Problem statement:
Your job is to return every line of the listing holding the string "organs".

Records for the exercise:
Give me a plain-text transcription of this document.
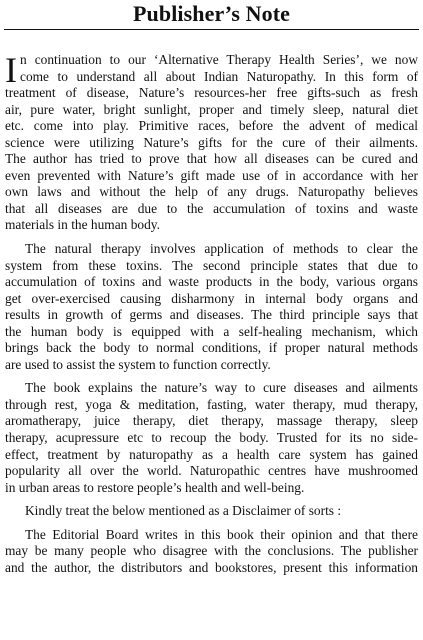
Publisher’s Note
I n continuation to our ‘Alternative Therapy Health Series’, we now
come to understand all about Indian Naturopathy. In this form of
treatment of disease, Nature’s resources-her free gifts-such as fresh
air, pure water, bright sunlight, proper and timely sleep, natural diet
etc. come into play. Primitive races, before the advent of medical
science were utilizing Nature’s gifts for the cure of their ailments.
The author has tried to prove that how all diseases can be cured and
even prevented with Nature’s gift made use of in accordance with her
own laws and without the help of any drugs. Naturopathy believes
that all diseases are due to the accumulation of toxins and waste
materials in the human body.
The natural therapy involves application of methods to clear the
system from these toxins. The second principle states that due to
accumulation of toxins and waste products in the body, various organs
get over-exercised causing disharmony in internal body organs and
results in growth of germs and diseases. The third principle says that
the human body is equipped with a self-healing mechanism, which
brings back the body to normal conditions, if proper natural methods
are used to assist the system to function correctly.
The book explains the nature’s way to cure diseases and ailments
through rest, yoga & meditation, fasting, water therapy, mud therapy,
aromatherapy, juice therapy, diet therapy, massage therapy, sleep
therapy, acupressure etc to recoup the body. Trusted for its no side-
effect, treatment by naturopathy as a health care system has gained
popularity all over the world. Naturopathic centres have mushroomed
in urban areas to restore people’s health and well-being.
Kindly treat the below mentioned as a Disclaimer of sorts :
The Editorial Board writes in this book their opinion and that there
may be many people who disagree with the conclusions. The publisher
and the author, the distributors and bookstores, present this information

Response area:
accumulation of toxins and waste products in the body, various organs
get over-exercised causing disharmony in internal body organs and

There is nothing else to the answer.